L'hôte assis les deux amis dans la section "Caravane" du restaurant. Les craintes de Jocelyn augmentèrent en flèche. Qu'allait-il se passer ? Justement rien. Les serveurs passaient à côté d'eux sans les voir. Ils avaient disparus. Les autres se faisaient servir et eux, non. Pourtant, ils existaient encore, car une bande de garçons qui se pensaient "beaux gosses" ne cessaient de reluquer Noémi. Celui qui lui lançait des regards le plus gras était celui qui était déjà accompagné d'une jeune demoiselle... Et Noémi les voyait, car elle faisait dos au soleil... Un homme, c'est parfois peu brillant.

Après 20 minutes d'attente et une centaine de moues lancées au serveur qui les évitait habilement, ce dernier vint à la table leur lancer une très grande moue de professionnel. Noémi aurait voulu un déjeuné canadien, alors elle commanda un croque-madame (pain-jambon-fromage-oeuf, servi avec frites et salades). Du côté de Jocelyn, le mot fajitas lui plaisait, alors il a commandé ça. Ça et en entrée des rillettes de jambon, car il avait trop faim. En sachant, qu'ils ne prenaient rien à boire, le serveur a lancé une seconde moue et il est parti sans politesse, sans ne rien marquer.
━━━━━━━━━━
> _Travail à faire_:
1) Résumez le récit du restaurant en deux phrases.
2) Rédigez la suite du récit du restaurant à partir de sa dernière phrase.

> _Informations fournies_:
━━━━━━━━━━
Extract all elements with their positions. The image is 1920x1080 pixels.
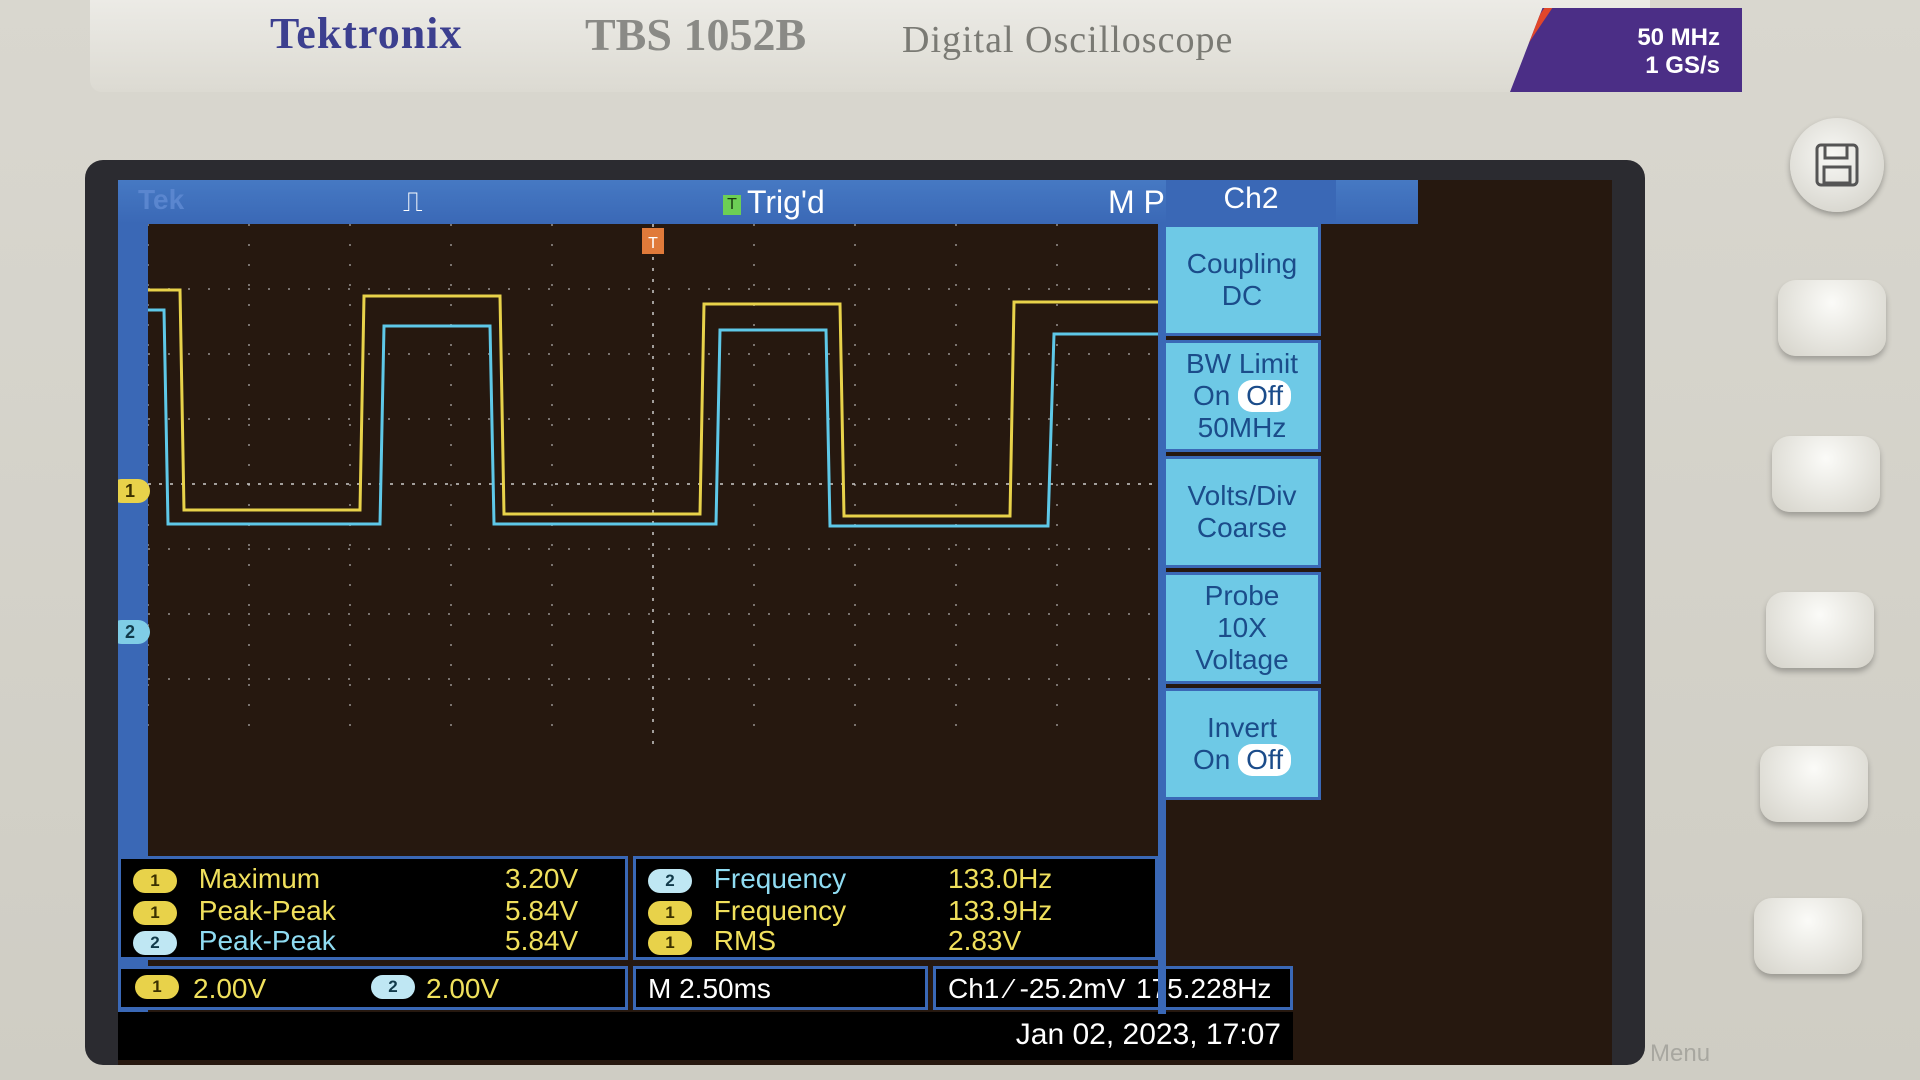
━━━━━━━━━━
> _Réponses aux exercices_:
1) Installés dans la section « Caravane » d'un restaurant, Jocelyn et Noémi sont ignorés par les serveurs, alors qu'une bande de garçons ne cesse de reluquer Noémi. Après 20 minutes d'attente, le serveur prend enfin leur commande, un croque-madame pour Noémi, des fajitas et des rillettes de jambon en entrée pour Jocelyn, puis repart sans politesse en apprenant qu'ils ne prennent rien à boire.

2)
Après 10 minutes d'attente et d'autodigestion, l'hôte les interpella par une ouverture dans le mur et leur demanda de répéter leur commande. Noémi et Jocelyn décrétèrent à ce moment précis que ce restaurant était "du grand n'importe quoi". Ils remarquèrent que les autres clients étaient servis aléatoirement (comme une loterie), pas en même temps, que certains attendaient depuis plus longtemps que nous, on entendait de l'autre côté du mur un cuisinier qui gueulait et s'engueulait, etc. Il n'y avait pas de soleil.
  
Noémi tira un numéro chanceux et reçu son croque-madame (magnifique et excellent, accompagné de frites excellentes). Jocelyn obtint son entrée (plein d'affaires garochés dans une petite assiette avec trois petits croûtons secs sur lesquels on avait beurré une espèce de truc rose sans goût particulier) comme prix de consolation. Les gitanes lui ont lancé un mauvais sort. Quelle autre explication que le sortilège pourrait expliquer qu'il a dû attendre 10 minutes pour qu'on vienne lui débarrasser son assiette et un autre 10 minutes pour comprendre qu'il n'y avait plus d'espoir de manger des fajitas ?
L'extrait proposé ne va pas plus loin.